◆ EXERCISE DETAILS
Reproduce each line exactly.

[Start of DATA SUPPLIED]

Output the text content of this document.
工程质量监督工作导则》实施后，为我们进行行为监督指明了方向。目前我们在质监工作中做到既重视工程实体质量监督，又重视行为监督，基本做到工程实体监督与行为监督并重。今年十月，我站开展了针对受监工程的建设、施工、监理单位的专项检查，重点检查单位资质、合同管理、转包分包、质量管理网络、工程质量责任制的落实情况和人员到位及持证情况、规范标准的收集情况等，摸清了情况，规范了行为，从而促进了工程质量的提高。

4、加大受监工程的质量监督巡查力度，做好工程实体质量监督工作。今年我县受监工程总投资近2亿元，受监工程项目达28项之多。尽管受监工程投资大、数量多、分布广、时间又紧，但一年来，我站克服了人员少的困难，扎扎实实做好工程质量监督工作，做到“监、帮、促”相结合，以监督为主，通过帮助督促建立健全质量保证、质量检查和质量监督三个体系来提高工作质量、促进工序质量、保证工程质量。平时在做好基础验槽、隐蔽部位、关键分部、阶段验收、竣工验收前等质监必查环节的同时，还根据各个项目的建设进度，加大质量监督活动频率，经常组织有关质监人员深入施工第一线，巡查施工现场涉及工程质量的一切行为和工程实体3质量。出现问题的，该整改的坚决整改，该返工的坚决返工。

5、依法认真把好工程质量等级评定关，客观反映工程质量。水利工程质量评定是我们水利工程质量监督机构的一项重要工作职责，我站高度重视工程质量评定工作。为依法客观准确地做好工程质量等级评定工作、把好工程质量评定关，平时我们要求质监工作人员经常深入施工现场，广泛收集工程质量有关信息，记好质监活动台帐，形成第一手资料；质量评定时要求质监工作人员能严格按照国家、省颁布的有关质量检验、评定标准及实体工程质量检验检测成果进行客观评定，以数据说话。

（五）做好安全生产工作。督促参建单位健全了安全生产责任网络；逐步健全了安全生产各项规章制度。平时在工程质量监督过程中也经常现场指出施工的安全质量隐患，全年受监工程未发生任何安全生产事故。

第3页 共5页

[End of DATA SUPPLIED]

◆ SOLVED EXERCISE
Output the text content of this document.
工程质量监督工作导则》实施后，为我们进行行为监督指明了方向。目前我们在质监工作中做到既重视工程实体质量监督，又重视行为监督，基本做到工程实体监督与行为监督并重。今年十月，我站开展了针对受监工程的建设、施工、监理单位的专项检查，重点检查单位资质、合同管理、转包分包、质量管理网络、工程质量责任制的落实情况和人员到位及持证情况、规范标准的收集情况等，摸清了情况，规范了行为，从而促进了工程质量的提高。

4、加大受监工程的质量监督巡查力度，做好工程实体质量监督工作。今年我县受监工程总投资近2亿元，受监工程项目达28项之多。尽管受监工程投资大、数量多、分布广、时间又紧，但一年来，我站克服了人员少的困难，扎扎实实做好工程质量监督工作，做到“监、帮、促”相结合，以监督为主，通过帮助督促建立健全质量保证、质量检查和质量监督三个体系来提高工作质量、促进工序质量、保证工程质量。平时在做好基础验槽、隐蔽部位、关键分部、阶段验收、竣工验收前等质监必查环节的同时，还根据各个项目的建设进度，加大质量监督活动频率，经常组织有关质监人员深入施工第一线，巡查施工现场涉及工程质量的一切行为和工程实体3质量。出现问题的，该整改的坚决整改，该返工的坚决返工。

5、依法认真把好工程质量等级评定关，客观反映工程质量。水利工程质量评定是我们水利工程质量监督机构的一项重要工作职责，我站高度重视工程质量评定工作。为依法客观准确地做好工程质量等级评定工作、把好工程质量评定关，平时我们要求质监工作人员经常深入施工现场，广泛收集工程质量有关信息，记好质监活动台帐，形成第一手资料；质量评定时要求质监工作人员能严格按照国家、省颁布的有关质量检验、评定标准及实体工程质量检验检测成果进行客观评定，以数据说话。

（五）做好安全生产工作。督促参建单位健全了安全生产责任网络；逐步健全了安全生产各项规章制度。平时在工程质量监督过程中也经常现场指出施工的安全质量隐患，全年受监工程未发生任何安全生产事故。

第3页 共5页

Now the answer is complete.